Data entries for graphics
════════════════

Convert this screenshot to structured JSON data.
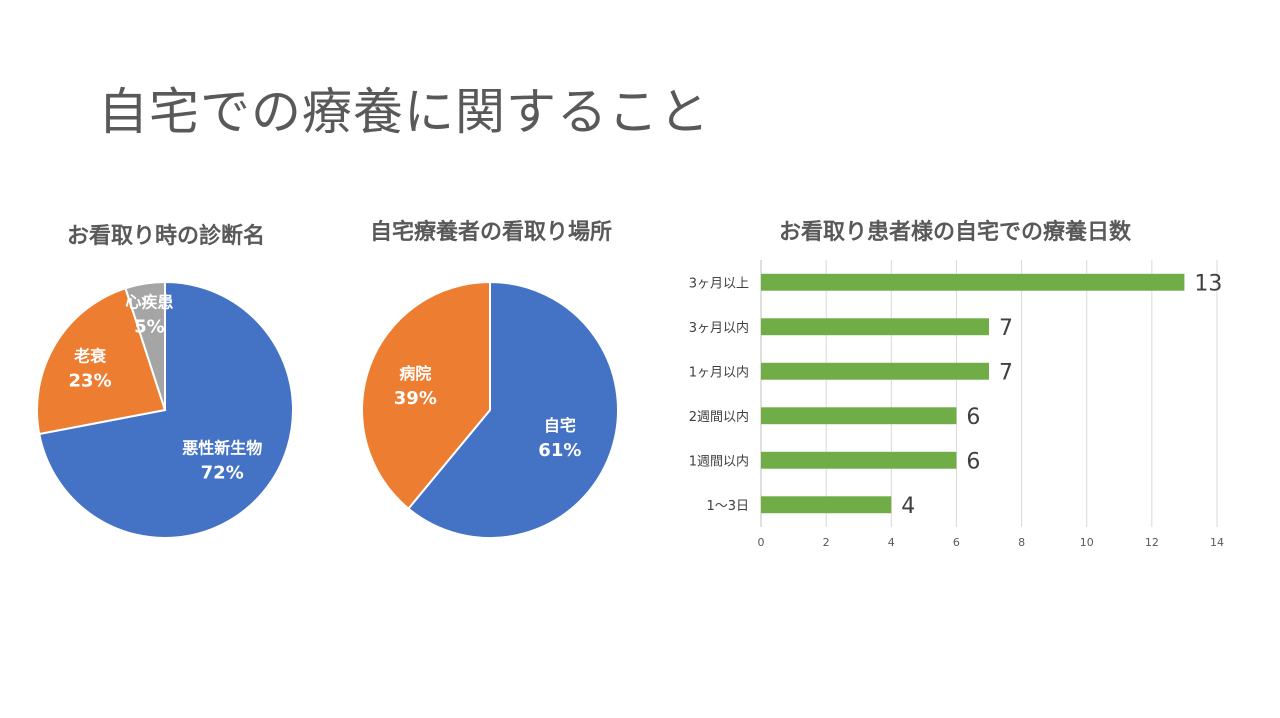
{
  "page": {
    "title": "自宅での療養に関すること"
  },
  "chart_data": [
    {
      "type": "pie",
      "title": "お看取り時の診断名",
      "start_angle_deg": 0,
      "slices": [
        {
          "label": "悪性新生物",
          "value": 72,
          "value_label": "72%",
          "color": "#4472C4"
        },
        {
          "label": "老衰",
          "value": 23,
          "value_label": "23%",
          "color": "#ED7D31"
        },
        {
          "label": "心疾患",
          "value": 5,
          "value_label": "5%",
          "color": "#A5A5A5"
        }
      ]
    },
    {
      "type": "pie",
      "title": "自宅療養者の看取り場所",
      "start_angle_deg": 0,
      "slices": [
        {
          "label": "自宅",
          "value": 61,
          "value_label": "61%",
          "color": "#4472C4"
        },
        {
          "label": "病院",
          "value": 39,
          "value_label": "39%",
          "color": "#ED7D31"
        }
      ]
    },
    {
      "type": "bar",
      "orientation": "horizontal",
      "title": "お看取り患者様の自宅での療養日数",
      "categories": [
        "3ヶ月以上",
        "3ヶ月以内",
        "1ヶ月以内",
        "2週間以内",
        "1週間以内",
        "1～3日"
      ],
      "values": [
        13,
        7,
        7,
        6,
        6,
        4
      ],
      "xlim": [
        0,
        14
      ],
      "xticks": [
        0,
        2,
        4,
        6,
        8,
        10,
        12,
        14
      ],
      "grid": true,
      "bar_color": "#70AD47",
      "data_labels": true
    }
  ]
}
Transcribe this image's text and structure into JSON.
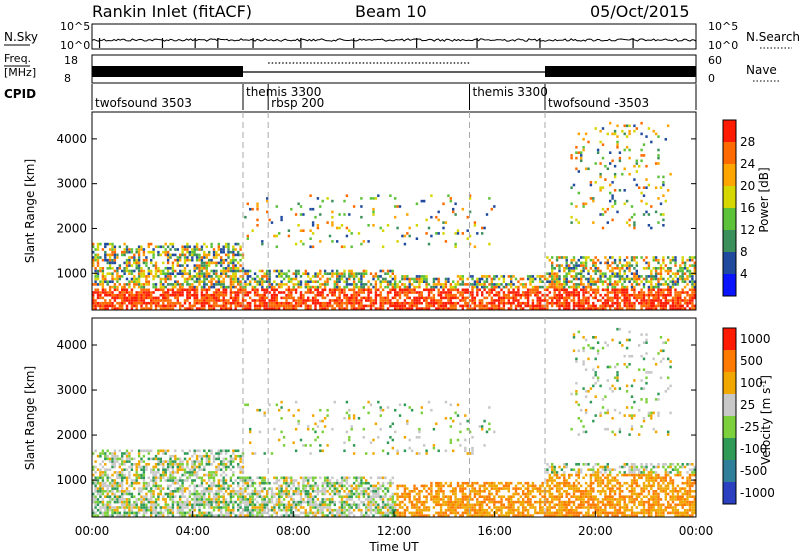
{
  "header": {
    "station": "Rankin Inlet (fitACF)",
    "beam": "Beam 10",
    "date": "05/Oct/2015"
  },
  "noise_panel": {
    "left_label": "N.Sky",
    "right_label": "N.Search",
    "left_ticks": [
      "10^5",
      "10^0"
    ],
    "right_ticks": [
      "10^5",
      "10^0"
    ]
  },
  "freq_panel": {
    "left_label_line1": "Freq.",
    "left_label_line2": "[MHz]",
    "right_label": "Nave",
    "left_ticks": [
      "18",
      "8"
    ],
    "right_ticks": [
      "60",
      "0"
    ]
  },
  "cpid": {
    "label": "CPID",
    "segments": [
      {
        "name": "twofsound 3503",
        "start_h": 0.0,
        "end_h": 6.0
      },
      {
        "name": "themis 3300",
        "start_h": 6.0,
        "end_h": 7.0
      },
      {
        "name": "rbsp 200",
        "start_h": 7.0,
        "end_h": 15.0
      },
      {
        "name": "themis 3300",
        "start_h": 15.0,
        "end_h": 18.0
      },
      {
        "name": "twofsound -3503",
        "start_h": 18.0,
        "end_h": 24.0
      }
    ]
  },
  "axes": {
    "ylabel": "Slant Range [km]",
    "xlabel": "Time UT",
    "x_ticks": [
      "00:00",
      "04:00",
      "08:00",
      "12:00",
      "16:00",
      "20:00",
      "00:00"
    ],
    "y_ticks": [
      "1000",
      "2000",
      "3000",
      "4000"
    ]
  },
  "power_scale": {
    "label": "Power [dB]",
    "ticks": [
      "4",
      "8",
      "12",
      "16",
      "20",
      "24",
      "28"
    ],
    "colors": [
      "#0a14ff",
      "#1f4a9e",
      "#3b8f5a",
      "#5cc23a",
      "#d6d600",
      "#ffa500",
      "#ff6a00",
      "#ff1a00"
    ]
  },
  "velocity_scale": {
    "label": "Velocity [m s",
    "label_sup": "-1",
    "label_end": "]",
    "ticks": [
      "1000",
      "500",
      "100",
      "25",
      "-25",
      "-100",
      "-500",
      "-1000"
    ],
    "colors": [
      "#2a40c0",
      "#2f7f9a",
      "#2f9a55",
      "#7cd03c",
      "#c8c8c8",
      "#f0a800",
      "#ff7a00",
      "#ff1a00"
    ]
  },
  "chart_data": {
    "type": "heatmap",
    "title": "Rankin Inlet (fitACF)",
    "xlabel": "Time UT",
    "ylabel": "Slant Range [km]",
    "xlim": [
      0,
      24
    ],
    "ylim": [
      180,
      4600
    ],
    "x_tick_values": [
      0,
      4,
      8,
      12,
      16,
      20,
      24
    ],
    "y_tick_values": [
      1000,
      2000,
      3000,
      4000
    ],
    "power_range_db": [
      0,
      30
    ],
    "velocity_range": [
      -1000,
      1000
    ],
    "mode_change_hours": [
      6.0,
      7.0,
      15.0,
      18.0
    ]
  }
}
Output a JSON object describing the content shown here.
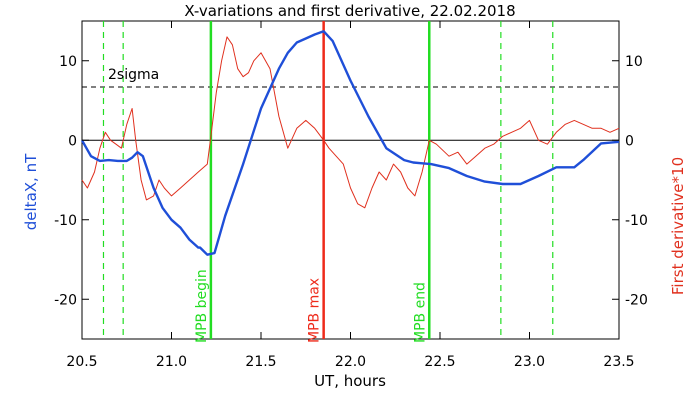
{
  "chart_data": {
    "type": "line",
    "title": "X-variations and first derivative, 22.02.2018",
    "xlabel": "UT, hours",
    "ylabel_left": "deltaX, nT",
    "ylabel_right": "First derivative*10",
    "xlim": [
      20.5,
      23.5
    ],
    "ylim": [
      -25,
      15
    ],
    "x_ticks": [
      "20.5",
      "21.0",
      "21.5",
      "22.0",
      "22.5",
      "23.0",
      "23.5"
    ],
    "y_ticks_left": [
      "-20",
      "-10",
      "0",
      "10"
    ],
    "y_ticks_right": [
      "-20",
      "-10",
      "0",
      "10"
    ],
    "colors": {
      "deltaX": "#1f4fd8",
      "derivative": "#e0301e",
      "mpb_edges": "#22dd22",
      "mpb_max": "#ee2a1a",
      "threshold": "#000000"
    },
    "threshold": {
      "label": "2sigma",
      "value": 6.7
    },
    "zero_line": 0,
    "vlines": [
      {
        "x": 21.22,
        "label": "MPB begin",
        "color": "#22dd22",
        "style": "solid"
      },
      {
        "x": 21.85,
        "label": "MPB max",
        "color": "#ee2a1a",
        "style": "solid"
      },
      {
        "x": 22.44,
        "label": "MPB end",
        "color": "#22dd22",
        "style": "solid"
      }
    ],
    "dashed_vlines": [
      20.62,
      20.73,
      22.84,
      23.13
    ],
    "series": [
      {
        "name": "deltaX, nT",
        "color": "#1f4fd8",
        "x": [
          20.5,
          20.55,
          20.6,
          20.65,
          20.7,
          20.75,
          20.78,
          20.81,
          20.84,
          20.9,
          20.95,
          21.0,
          21.05,
          21.1,
          21.15,
          21.16,
          21.2,
          21.24,
          21.3,
          21.4,
          21.5,
          21.6,
          21.65,
          21.7,
          21.75,
          21.8,
          21.85,
          21.9,
          22.0,
          22.1,
          22.2,
          22.3,
          22.35,
          22.4,
          22.45,
          22.55,
          22.65,
          22.75,
          22.85,
          22.95,
          23.05,
          23.15,
          23.25,
          23.3,
          23.4,
          23.5
        ],
        "y": [
          0,
          -2,
          -2.6,
          -2.5,
          -2.6,
          -2.6,
          -2.2,
          -1.5,
          -2.0,
          -6,
          -8.5,
          -10,
          -11,
          -12.5,
          -13.5,
          -13.5,
          -14.4,
          -14.2,
          -9.5,
          -3,
          4,
          9,
          11,
          12.3,
          12.8,
          13.3,
          13.7,
          12.5,
          7.5,
          3,
          -1,
          -2.5,
          -2.8,
          -2.9,
          -3,
          -3.5,
          -4.5,
          -5.2,
          -5.5,
          -5.5,
          -4.5,
          -3.4,
          -3.4,
          -2.5,
          -0.4,
          -0.2
        ]
      },
      {
        "name": "First derivative*10",
        "color": "#e0301e",
        "x": [
          20.5,
          20.53,
          20.57,
          20.6,
          20.63,
          20.66,
          20.69,
          20.72,
          20.75,
          20.78,
          20.8,
          20.83,
          20.86,
          20.9,
          20.93,
          20.96,
          21.0,
          21.05,
          21.1,
          21.15,
          21.2,
          21.22,
          21.25,
          21.28,
          21.31,
          21.34,
          21.37,
          21.4,
          21.43,
          21.46,
          21.5,
          21.55,
          21.6,
          21.65,
          21.7,
          21.75,
          21.8,
          21.85,
          21.88,
          21.92,
          21.96,
          22.0,
          22.04,
          22.08,
          22.12,
          22.16,
          22.2,
          22.24,
          22.28,
          22.32,
          22.36,
          22.4,
          22.44,
          22.48,
          22.55,
          22.6,
          22.65,
          22.7,
          22.75,
          22.8,
          22.85,
          22.9,
          22.95,
          23.0,
          23.05,
          23.1,
          23.15,
          23.2,
          23.25,
          23.3,
          23.35,
          23.4,
          23.45,
          23.5
        ],
        "y": [
          -5,
          -6,
          -4,
          -1,
          1,
          0,
          -0.5,
          -1,
          2,
          4,
          0,
          -5,
          -7.5,
          -7,
          -5,
          -6,
          -7,
          -6,
          -5,
          -4,
          -3,
          0.5,
          6,
          10,
          13,
          12,
          9,
          8,
          8.5,
          10,
          11,
          9,
          3,
          -1,
          1.5,
          2.5,
          1.5,
          0,
          -1,
          -2,
          -3,
          -6,
          -8,
          -8.5,
          -6,
          -4,
          -5,
          -3,
          -4,
          -6,
          -7,
          -4,
          0,
          -0.5,
          -2,
          -1.5,
          -3,
          -2,
          -1,
          -0.5,
          0.5,
          1,
          1.5,
          2.5,
          0,
          -0.5,
          1,
          2,
          2.5,
          2,
          1.5,
          1.5,
          1,
          1.5
        ]
      }
    ],
    "grid": false
  }
}
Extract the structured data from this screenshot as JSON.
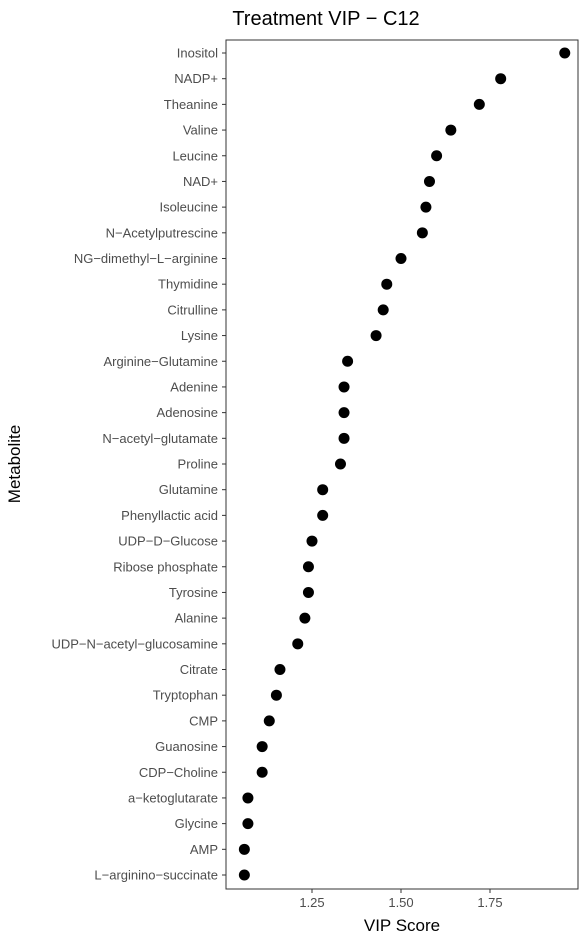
{
  "chart_data": {
    "type": "scatter",
    "title": "Treatment VIP − C12",
    "xlabel": "VIP Score",
    "ylabel": "Metabolite",
    "xlim": [
      1.035,
      1.985
    ],
    "xticks": [
      1.25,
      1.5,
      1.75
    ],
    "xtick_labels": [
      "1.25",
      "1.50",
      "1.75"
    ],
    "grid": false,
    "legend": "none",
    "point_color": "#000000",
    "categories": [
      "Inositol",
      "NADP+",
      "Theanine",
      "Valine",
      "Leucine",
      "NAD+",
      "Isoleucine",
      "N−Acetylputrescine",
      "NG−dimethyl−L−arginine",
      "Thymidine",
      "Citrulline",
      "Lysine",
      "Arginine−Glutamine",
      "Adenine",
      "Adenosine",
      "N−acetyl−glutamate",
      "Proline",
      "Glutamine",
      "Phenyllactic acid",
      "UDP−D−Glucose",
      "Ribose phosphate",
      "Tyrosine",
      "Alanine",
      "UDP−N−acetyl−glucosamine",
      "Citrate",
      "Tryptophan",
      "CMP",
      "Guanosine",
      "CDP−Choline",
      "a−ketoglutarate",
      "Glycine",
      "AMP",
      "L−arginino−succinate"
    ],
    "values": [
      1.96,
      1.78,
      1.72,
      1.64,
      1.6,
      1.58,
      1.57,
      1.56,
      1.5,
      1.46,
      1.45,
      1.43,
      1.35,
      1.34,
      1.34,
      1.34,
      1.33,
      1.28,
      1.28,
      1.25,
      1.24,
      1.24,
      1.23,
      1.21,
      1.16,
      1.15,
      1.13,
      1.11,
      1.11,
      1.07,
      1.07,
      1.06,
      1.06
    ]
  }
}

════════════════

**Work instructions:**
Pick every line with "xlabel" in it and copy it.

**Reply to the task:**
    "xlabel": "Time UT",
    "xlabel": "Time UT",
    "xlabel": "UT, hours",
    "xlabel": "VIP Score",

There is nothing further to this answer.